* OBJECTIVE *
Copy the data lines word for word, beginning at the line that contains "114, 437, 124]" and stopping after the line that contains "429, 440, 450]".

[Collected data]

###

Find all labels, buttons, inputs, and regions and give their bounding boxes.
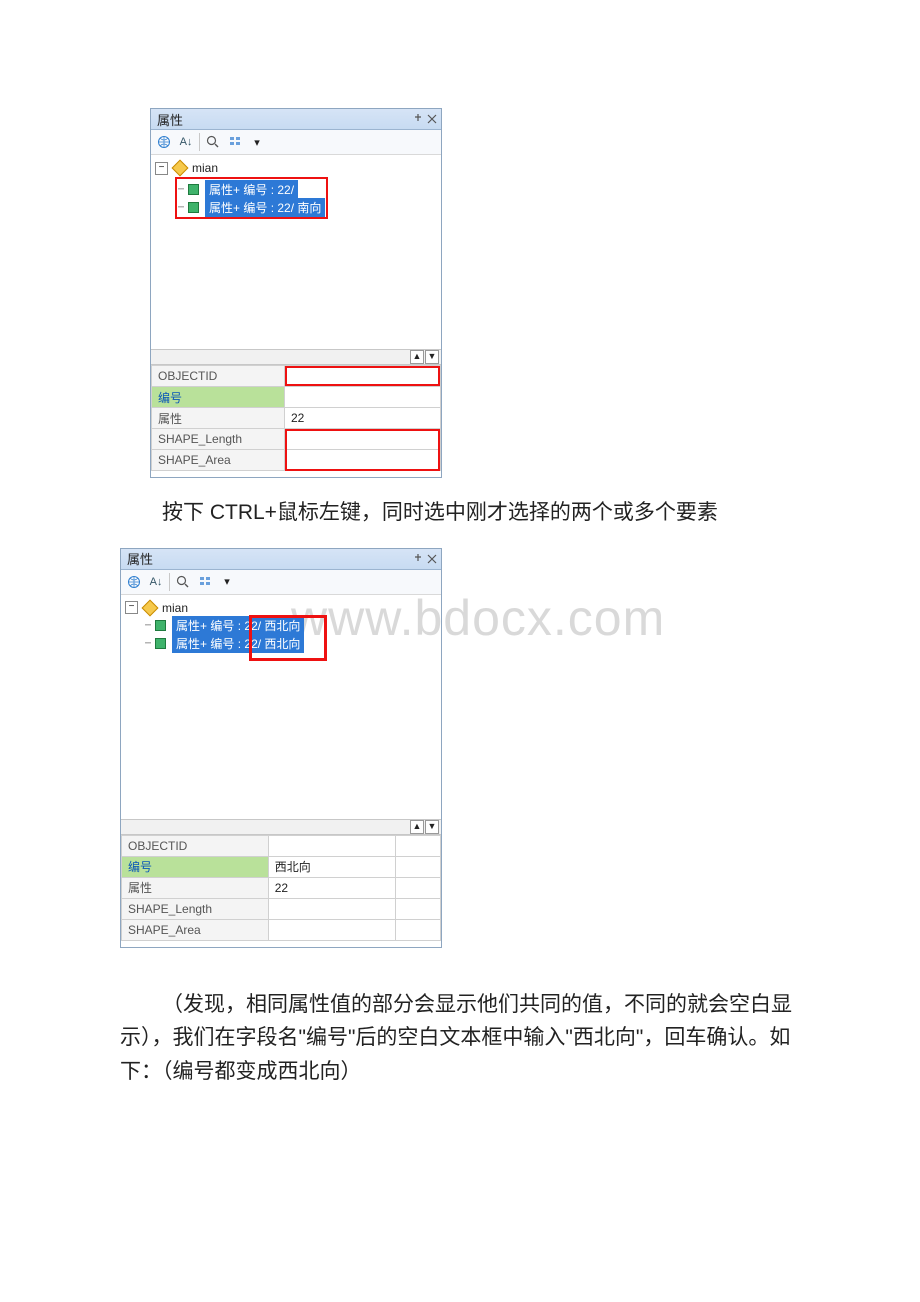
close-icon[interactable]	[427, 114, 437, 124]
panel-title-text: 属性	[157, 110, 183, 129]
attribute-panel-1: 属性 A↓ ▾	[150, 108, 442, 478]
layer-icon	[172, 160, 189, 177]
feature-icon	[155, 620, 166, 631]
nav-down-icon[interactable]: ▼	[425, 350, 439, 364]
table-row: SHAPE_Area	[122, 919, 441, 940]
panel-toolbar: A↓ ▾	[151, 130, 441, 155]
tree-item[interactable]: 属性+ 编号 : 22/ 南向	[205, 198, 325, 217]
collapse-icon[interactable]: −	[155, 162, 168, 175]
field-value[interactable]	[284, 429, 440, 450]
panel-title-text: 属性	[127, 549, 153, 568]
feature-tree[interactable]: − mian ⋯ 属性+ 编号 : 22/ 西北向 ⋯ 属性+ 编号 : 22/…	[121, 595, 441, 819]
field-value[interactable]	[284, 366, 440, 387]
pin-icon[interactable]	[413, 114, 423, 124]
table-row: 编号	[152, 387, 441, 408]
tree-root-label[interactable]: mian	[162, 601, 188, 615]
field-value[interactable]: 22	[284, 408, 440, 429]
property-grid: OBJECTID 编号 属性 22 SHAPE_Length SHAPE_Are…	[151, 365, 441, 471]
table-row: OBJECTID	[122, 835, 441, 856]
table-row: SHAPE_Area	[152, 450, 441, 471]
selection-highlight-box: ⋯ 属性+ 编号 : 22/ ⋯ 属性+ 编号 : 22/ 南向	[175, 177, 328, 219]
feature-tree[interactable]: − mian ⋯ 属性+ 编号 : 22/ ⋯ 属性+ 编号 : 22/ 南向	[151, 155, 441, 349]
feature-icon	[155, 638, 166, 649]
field-name: OBJECTID	[122, 835, 269, 856]
tree-connector: ⋯	[178, 184, 186, 195]
field-value[interactable]: 西北向	[268, 856, 396, 877]
field-value[interactable]: 22	[268, 877, 396, 898]
tree-connector: ⋯	[145, 620, 153, 631]
collapse-icon[interactable]: −	[125, 601, 138, 614]
pin-icon[interactable]	[413, 554, 423, 564]
layer-icon	[142, 599, 159, 616]
field-name: 编号	[122, 856, 269, 877]
panel-toolbar: A↓ ▾	[121, 570, 441, 595]
field-name: SHAPE_Length	[152, 429, 285, 450]
feature-icon	[188, 202, 199, 213]
field-name: SHAPE_Length	[122, 898, 269, 919]
field-name: 编号	[152, 387, 285, 408]
nav-down-icon[interactable]: ▼	[425, 820, 439, 834]
field-value[interactable]	[284, 387, 440, 408]
field-name: 属性	[152, 408, 285, 429]
tree-root-label[interactable]: mian	[192, 161, 218, 175]
panel-titlebar: 属性	[121, 549, 441, 570]
view-mode-icon[interactable]	[226, 133, 244, 151]
sort-icon[interactable]: A↓	[147, 573, 165, 591]
dropdown-caret-icon[interactable]: ▾	[218, 573, 236, 591]
close-icon[interactable]	[427, 554, 437, 564]
zoom-icon[interactable]	[204, 133, 222, 151]
feature-icon	[188, 184, 199, 195]
panel-splitter[interactable]: ▲ ▼	[151, 349, 441, 365]
tree-item[interactable]: 属性+ 编号 : 22/	[205, 180, 298, 199]
dropdown-caret-icon[interactable]: ▾	[248, 133, 266, 151]
tree-connector: ⋯	[178, 202, 186, 213]
field-name: SHAPE_Area	[152, 450, 285, 471]
sort-icon[interactable]: A↓	[177, 133, 195, 151]
attribute-panel-2: www.bdocx.com 属性 A↓	[120, 548, 442, 948]
tree-connector: ⋯	[145, 638, 153, 649]
field-name: 属性	[122, 877, 269, 898]
table-row: 编号 西北向	[122, 856, 441, 877]
property-grid: OBJECTID 编号 西北向 属性 22 SHAPE_Length SHAPE…	[121, 835, 441, 941]
panel-splitter[interactable]: ▲ ▼	[121, 819, 441, 835]
selection-highlight-box	[249, 615, 327, 661]
table-row: 属性 22	[152, 408, 441, 429]
field-value[interactable]	[284, 450, 440, 471]
panel-titlebar: 属性	[151, 109, 441, 130]
field-name: OBJECTID	[152, 366, 285, 387]
table-row: OBJECTID	[152, 366, 441, 387]
field-value[interactable]	[268, 919, 396, 940]
instruction-text-2: （发现，相同属性值的部分会显示他们共同的值，不同的就会空白显示），我们在字段名"…	[120, 988, 800, 1089]
table-row: 属性 22	[122, 877, 441, 898]
zoom-icon[interactable]	[174, 573, 192, 591]
nav-up-icon[interactable]: ▲	[410, 820, 424, 834]
nav-up-icon[interactable]: ▲	[410, 350, 424, 364]
table-row: SHAPE_Length	[152, 429, 441, 450]
view-mode-icon[interactable]	[196, 573, 214, 591]
field-value[interactable]	[268, 898, 396, 919]
globe-icon[interactable]	[155, 133, 173, 151]
field-name: SHAPE_Area	[122, 919, 269, 940]
globe-icon[interactable]	[125, 573, 143, 591]
table-row: SHAPE_Length	[122, 898, 441, 919]
field-value[interactable]	[268, 835, 396, 856]
instruction-text-1: 按下 CTRL+鼠标左键，同时选中刚才选择的两个或多个要素	[120, 496, 800, 530]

###

* EXERCISE SOLUTION *
close-icon[interactable]	[427, 114, 437, 124]
panel-title-text: 属性	[157, 110, 183, 129]
attribute-panel-1: 属性 A↓ ▾	[150, 108, 442, 478]
layer-icon	[172, 160, 189, 177]
feature-icon	[155, 620, 166, 631]
nav-down-icon[interactable]: ▼	[425, 350, 439, 364]
table-row: SHAPE_Area	[122, 919, 441, 940]
panel-toolbar: A↓ ▾	[151, 130, 441, 155]
tree-item[interactable]: 属性+ 编号 : 22/ 南向	[205, 198, 325, 217]
collapse-icon[interactable]: −	[155, 162, 168, 175]
field-value[interactable]	[284, 429, 440, 450]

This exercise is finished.